--- begin Exercise input ---

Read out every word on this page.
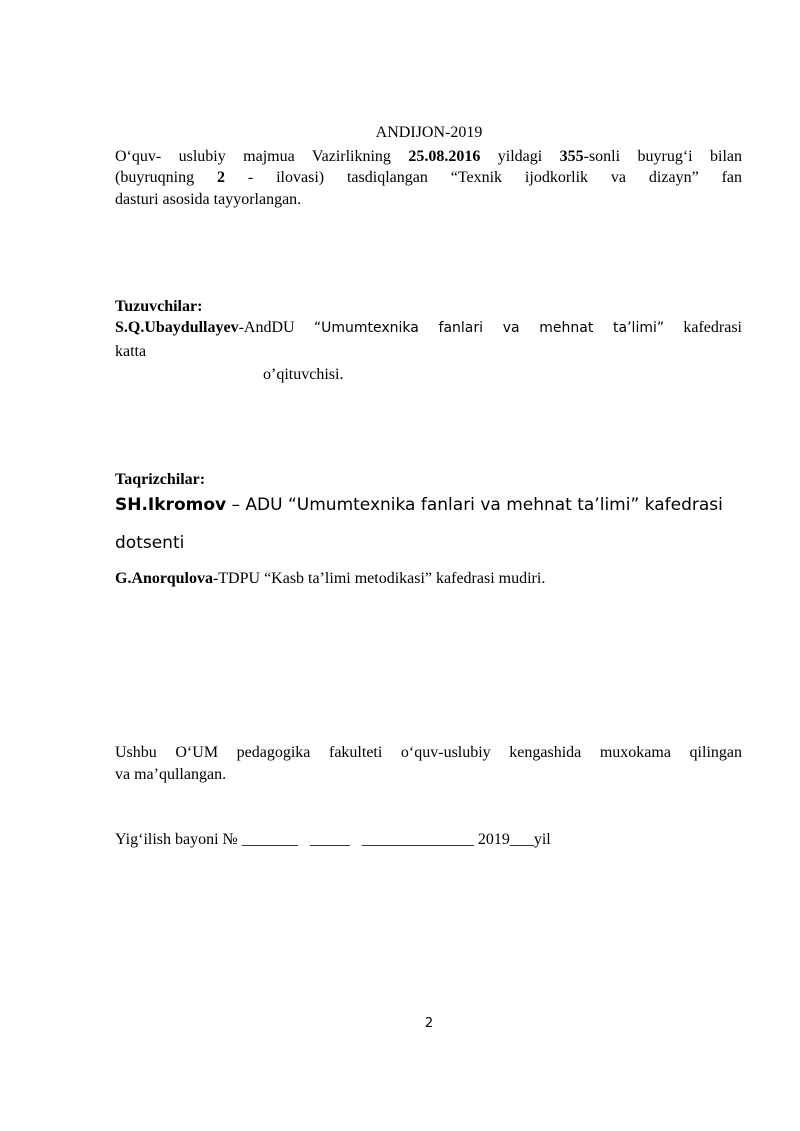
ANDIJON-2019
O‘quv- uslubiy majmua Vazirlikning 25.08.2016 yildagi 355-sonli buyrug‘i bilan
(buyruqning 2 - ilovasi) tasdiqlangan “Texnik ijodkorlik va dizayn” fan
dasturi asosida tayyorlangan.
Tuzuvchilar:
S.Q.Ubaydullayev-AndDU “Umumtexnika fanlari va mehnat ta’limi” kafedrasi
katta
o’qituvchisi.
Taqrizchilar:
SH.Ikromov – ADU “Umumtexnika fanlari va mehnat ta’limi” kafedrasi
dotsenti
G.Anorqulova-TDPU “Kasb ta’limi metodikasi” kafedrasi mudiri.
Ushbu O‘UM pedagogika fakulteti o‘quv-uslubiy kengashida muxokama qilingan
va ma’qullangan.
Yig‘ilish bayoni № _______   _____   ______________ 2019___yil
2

--- end Exercise input ---

Repeat each record exactly as shown above, dropping all images.

## Solved exercise
Read out every word on this page.
ANDIJON-2019
O‘quv- uslubiy majmua Vazirlikning 25.08.2016 yildagi 355-sonli buyrug‘i bilan
(buyruqning 2 - ilovasi) tasdiqlangan “Texnik ijodkorlik va dizayn” fan
dasturi asosida tayyorlangan.
Tuzuvchilar:
S.Q.Ubaydullayev-AndDU “Umumtexnika fanlari va mehnat ta’limi” kafedrasi
katta
o’qituvchisi.
Taqrizchilar:
SH.Ikromov – ADU “Umumtexnika fanlari va mehnat ta’limi” kafedrasi
dotsenti
G.Anorqulova-TDPU “Kasb ta’limi metodikasi” kafedrasi mudiri.
Ushbu O‘UM pedagogika fakulteti o‘quv-uslubiy kengashida muxokama qilingan
va ma’qullangan.
Yig‘ilish bayoni № _______   _____   ______________ 2019___yil
2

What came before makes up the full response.